Objective ->
Repeat the records exactly. Every line must match.

Provided material ->

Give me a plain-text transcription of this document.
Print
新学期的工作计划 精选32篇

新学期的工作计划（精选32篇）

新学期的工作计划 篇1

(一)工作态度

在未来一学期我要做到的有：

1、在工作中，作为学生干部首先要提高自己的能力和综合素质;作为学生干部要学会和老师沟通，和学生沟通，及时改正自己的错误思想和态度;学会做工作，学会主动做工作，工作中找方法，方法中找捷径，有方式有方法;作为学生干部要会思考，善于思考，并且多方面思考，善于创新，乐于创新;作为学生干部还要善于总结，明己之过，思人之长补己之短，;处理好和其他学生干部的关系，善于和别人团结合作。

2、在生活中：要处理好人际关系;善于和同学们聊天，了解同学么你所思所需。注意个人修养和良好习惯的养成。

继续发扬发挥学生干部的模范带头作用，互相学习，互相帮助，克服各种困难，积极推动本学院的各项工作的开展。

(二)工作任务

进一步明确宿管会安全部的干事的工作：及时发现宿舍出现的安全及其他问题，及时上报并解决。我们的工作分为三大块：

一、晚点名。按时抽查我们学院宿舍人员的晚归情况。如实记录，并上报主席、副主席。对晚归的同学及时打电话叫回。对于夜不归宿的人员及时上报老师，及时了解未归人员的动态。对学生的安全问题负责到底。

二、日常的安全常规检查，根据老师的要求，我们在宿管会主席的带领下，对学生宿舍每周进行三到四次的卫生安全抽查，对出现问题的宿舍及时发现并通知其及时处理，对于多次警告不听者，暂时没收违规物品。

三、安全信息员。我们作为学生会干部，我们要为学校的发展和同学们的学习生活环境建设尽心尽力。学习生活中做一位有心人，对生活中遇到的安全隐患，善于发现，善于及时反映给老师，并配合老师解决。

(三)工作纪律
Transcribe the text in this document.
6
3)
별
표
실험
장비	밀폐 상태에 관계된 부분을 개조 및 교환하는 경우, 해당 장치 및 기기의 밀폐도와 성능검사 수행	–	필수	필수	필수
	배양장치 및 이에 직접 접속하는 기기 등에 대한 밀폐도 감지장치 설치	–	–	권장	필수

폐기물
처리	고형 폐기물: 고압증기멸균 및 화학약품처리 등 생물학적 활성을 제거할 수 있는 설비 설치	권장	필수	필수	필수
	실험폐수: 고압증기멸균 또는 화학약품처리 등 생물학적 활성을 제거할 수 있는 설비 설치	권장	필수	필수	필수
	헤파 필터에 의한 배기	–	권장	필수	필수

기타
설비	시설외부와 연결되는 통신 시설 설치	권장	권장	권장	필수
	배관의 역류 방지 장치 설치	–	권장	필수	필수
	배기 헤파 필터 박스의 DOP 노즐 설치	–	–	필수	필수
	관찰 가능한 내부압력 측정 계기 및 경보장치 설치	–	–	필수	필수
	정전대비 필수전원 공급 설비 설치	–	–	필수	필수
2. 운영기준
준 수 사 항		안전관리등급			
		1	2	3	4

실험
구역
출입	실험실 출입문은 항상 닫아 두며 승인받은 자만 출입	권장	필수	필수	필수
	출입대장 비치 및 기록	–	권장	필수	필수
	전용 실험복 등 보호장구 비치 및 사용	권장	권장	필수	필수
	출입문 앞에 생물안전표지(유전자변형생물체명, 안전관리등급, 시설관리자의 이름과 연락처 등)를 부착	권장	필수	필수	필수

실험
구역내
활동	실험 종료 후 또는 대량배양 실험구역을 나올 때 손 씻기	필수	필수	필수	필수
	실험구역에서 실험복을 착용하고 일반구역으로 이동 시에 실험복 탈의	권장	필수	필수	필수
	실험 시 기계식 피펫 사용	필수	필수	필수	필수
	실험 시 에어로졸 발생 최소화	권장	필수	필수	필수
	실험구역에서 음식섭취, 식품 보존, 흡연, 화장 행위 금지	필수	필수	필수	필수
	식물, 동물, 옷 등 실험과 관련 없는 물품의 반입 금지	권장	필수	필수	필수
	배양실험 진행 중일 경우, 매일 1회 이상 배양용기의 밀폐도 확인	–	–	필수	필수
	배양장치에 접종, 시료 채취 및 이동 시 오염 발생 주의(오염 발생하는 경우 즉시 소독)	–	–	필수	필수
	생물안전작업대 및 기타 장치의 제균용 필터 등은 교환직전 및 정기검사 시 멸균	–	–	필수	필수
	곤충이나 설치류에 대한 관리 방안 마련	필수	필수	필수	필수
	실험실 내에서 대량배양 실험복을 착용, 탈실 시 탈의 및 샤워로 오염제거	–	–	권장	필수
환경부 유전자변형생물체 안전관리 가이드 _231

Finished answer ->
Give me a plain-text transcription of this document.
Print
新学期的工作计划 精选32篇

新学期的工作计划（精选32篇）

新学期的工作计划 篇1

(一)工作态度

在未来一学期我要做到的有：

1、在工作中，作为学生干部首先要提高自己的能力和综合素质;作为学生干部要学会和老师沟通，和学生沟通，及时改正自己的错误思想和态度;学会做工作，学会主动做工作，工作中找方法，方法中找捷径，有方式有方法;作为学生干部要会思考，善于思考，并且多方面思考，善于创新，乐于创新;作为学生干部还要善于总结，明己之过，思人之长补己之短，;处理好和其他学生干部的关系，善于和别人团结合作。

2、在生活中：要处理好人际关系;善于和同学们聊天，了解同学么你所思所需。注意个人修养和良好习惯的养成。

继续发扬发挥学生干部的模范带头作用，互相学习，互相帮助，克服各种困难，积极推动本学院的各项工作的开展。

(二)工作任务

进一步明确宿管会安全部的干事的工作：及时发现宿舍出现的安全及其他问题，及时上报并解决。我们的工作分为三大块：

一、晚点名。按时抽查我们学院宿舍人员的晚归情况。如实记录，并上报主席、副主席。对晚归的同学及时打电话叫回。对于夜不归宿的人员及时上报老师，及时了解未归人员的动态。对学生的安全问题负责到底。

二、日常的安全常规检查，根据老师的要求，我们在宿管会主席的带领下，对学生宿舍每周进行三到四次的卫生安全抽查，对出现问题的宿舍及时发现并通知其及时处理，对于多次警告不听者，暂时没收违规物品。

三、安全信息员。我们作为学生会干部，我们要为学校的发展和同学们的学习生活环境建设尽心尽力。学习生活中做一位有心人，对生活中遇到的安全隐患，善于发现，善于及时反映给老师，并配合老师解决。

(三)工作纪律
Transcribe the text in this document.
6
3)
별
표
실험
장비	밀폐 상태에 관계된 부분을 개조 및 교환하는 경우, 해당 장치 및 기기의 밀폐도와 성능검사 수행	–	필수	필수	필수
	배양장치 및 이에 직접 접속하는 기기 등에 대한 밀폐도 감지장치 설치	–	–	권장	필수

폐기물
처리	고형 폐기물: 고압증기멸균 및 화학약품처리 등 생물학적 활성을 제거할 수 있는 설비 설치	권장	필수	필수	필수
	실험폐수: 고압증기멸균 또는 화학약품처리 등 생물학적 활성을 제거할 수 있는 설비 설치	권장	필수	필수	필수
	헤파 필터에 의한 배기	–	권장	필수	필수

기타
설비	시설외부와 연결되는 통신 시설 설치	권장	권장	권장	필수
	배관의 역류 방지 장치 설치	–	권장	필수	필수
	배기 헤파 필터 박스의 DOP 노즐 설치	–	–	필수	필수
	관찰 가능한 내부압력 측정 계기 및 경보장치 설치	–	–	필수	필수
	정전대비 필수전원 공급 설비 설치	–	–	필수	필수
2. 운영기준
준 수 사 항		안전관리등급			
		1	2	3	4

실험
구역
출입	실험실 출입문은 항상 닫아 두며 승인받은 자만 출입	권장	필수	필수	필수
	출입대장 비치 및 기록	–	권장	필수	필수
	전용 실험복 등 보호장구 비치 및 사용	권장	권장	필수	필수
	출입문 앞에 생물안전표지(유전자변형생물체명, 안전관리등급, 시설관리자의 이름과 연락처 등)를 부착	권장	필수	필수	필수

실험
구역내
활동	실험 종료 후 또는 대량배양 실험구역을 나올 때 손 씻기	필수	필수	필수	필수
	실험구역에서 실험복을 착용하고 일반구역으로 이동 시에 실험복 탈의	권장	필수	필수	필수
	실험 시 기계식 피펫 사용	필수	필수	필수	필수
	실험 시 에어로졸 발생 최소화	권장	필수	필수	필수
	실험구역에서 음식섭취, 식품 보존, 흡연, 화장 행위 금지	필수	필수	필수	필수
	식물, 동물, 옷 등 실험과 관련 없는 물품의 반입 금지	권장	필수	필수	필수
	배양실험 진행 중일 경우, 매일 1회 이상 배양용기의 밀폐도 확인	–	–	필수	필수
	배양장치에 접종, 시료 채취 및 이동 시 오염 발생 주의(오염 발생하는 경우 즉시 소독)	–	–	필수	필수
	생물안전작업대 및 기타 장치의 제균용 필터 등은 교환직전 및 정기검사 시 멸균	–	–	필수	필수
	곤충이나 설치류에 대한 관리 방안 마련	필수	필수	필수	필수
	실험실 내에서 대량배양 실험복을 착용, 탈실 시 탈의 및 샤워로 오염제거	–	–	권장	필수
환경부 유전자변형생물체 안전관리 가이드 _231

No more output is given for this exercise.